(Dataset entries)

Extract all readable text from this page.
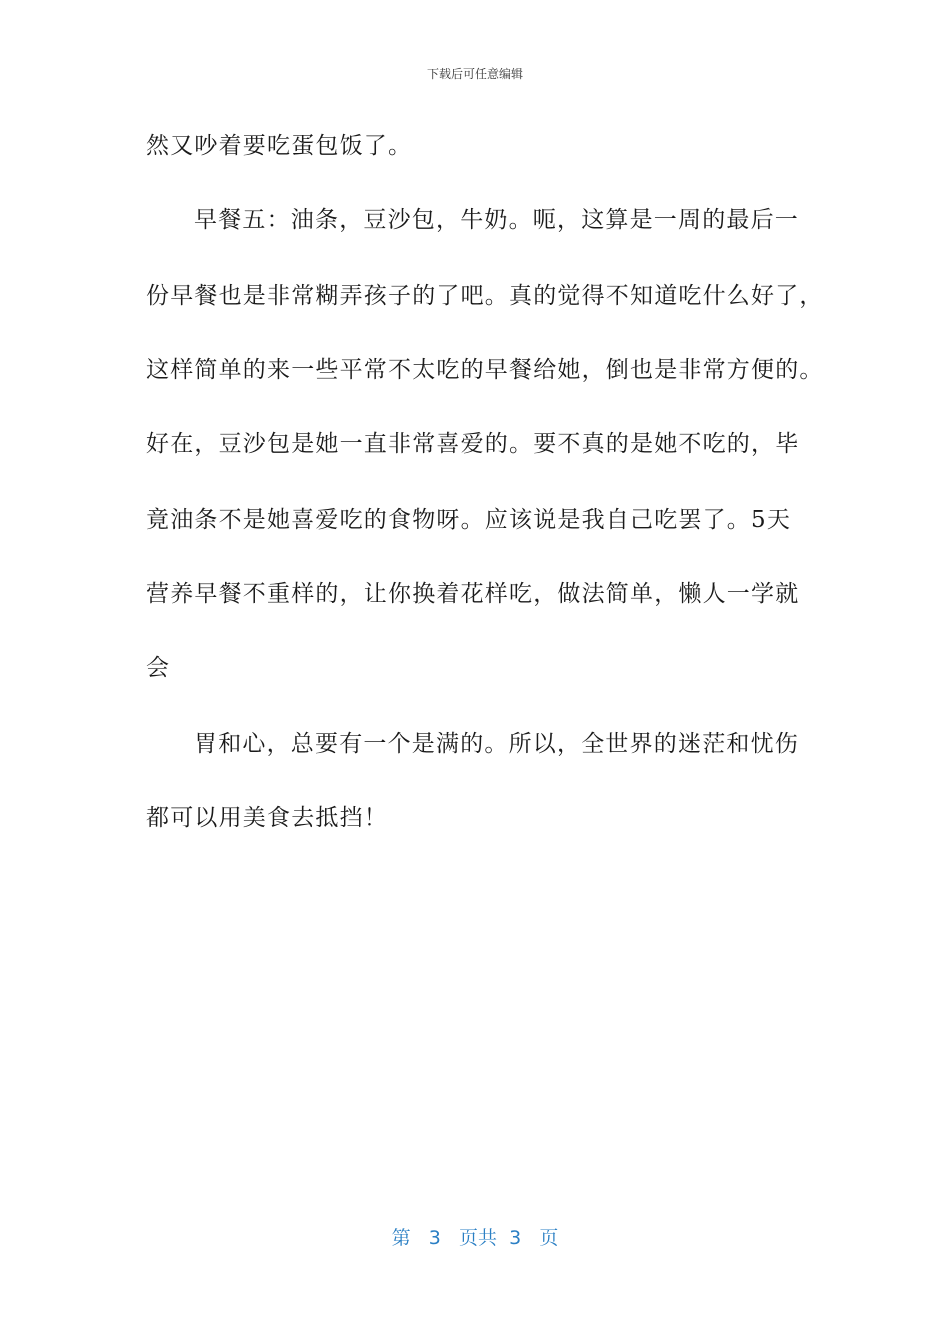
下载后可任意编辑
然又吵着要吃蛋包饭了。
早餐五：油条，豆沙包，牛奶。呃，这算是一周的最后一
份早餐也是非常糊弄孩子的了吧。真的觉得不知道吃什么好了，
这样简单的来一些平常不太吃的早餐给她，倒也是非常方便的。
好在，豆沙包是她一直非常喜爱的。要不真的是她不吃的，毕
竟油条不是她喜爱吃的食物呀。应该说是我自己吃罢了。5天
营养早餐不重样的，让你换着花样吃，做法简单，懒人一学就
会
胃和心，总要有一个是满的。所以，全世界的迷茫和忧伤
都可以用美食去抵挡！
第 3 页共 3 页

SHORT TASK: Reproduce the material word for word. Any pictures should be left out of the copy.

RESPONSE TO THIS EXERCISE:
Extract all readable text from this page.
下载后可任意编辑
然又吵着要吃蛋包饭了。
早餐五：油条，豆沙包，牛奶。呃，这算是一周的最后一
份早餐也是非常糊弄孩子的了吧。真的觉得不知道吃什么好了，
这样简单的来一些平常不太吃的早餐给她，倒也是非常方便的。
好在，豆沙包是她一直非常喜爱的。要不真的是她不吃的，毕
竟油条不是她喜爱吃的食物呀。应该说是我自己吃罢了。5天
营养早餐不重样的，让你换着花样吃，做法简单，懒人一学就
会
胃和心，总要有一个是满的。所以，全世界的迷茫和忧伤
都可以用美食去抵挡！
第 3 页共 3 页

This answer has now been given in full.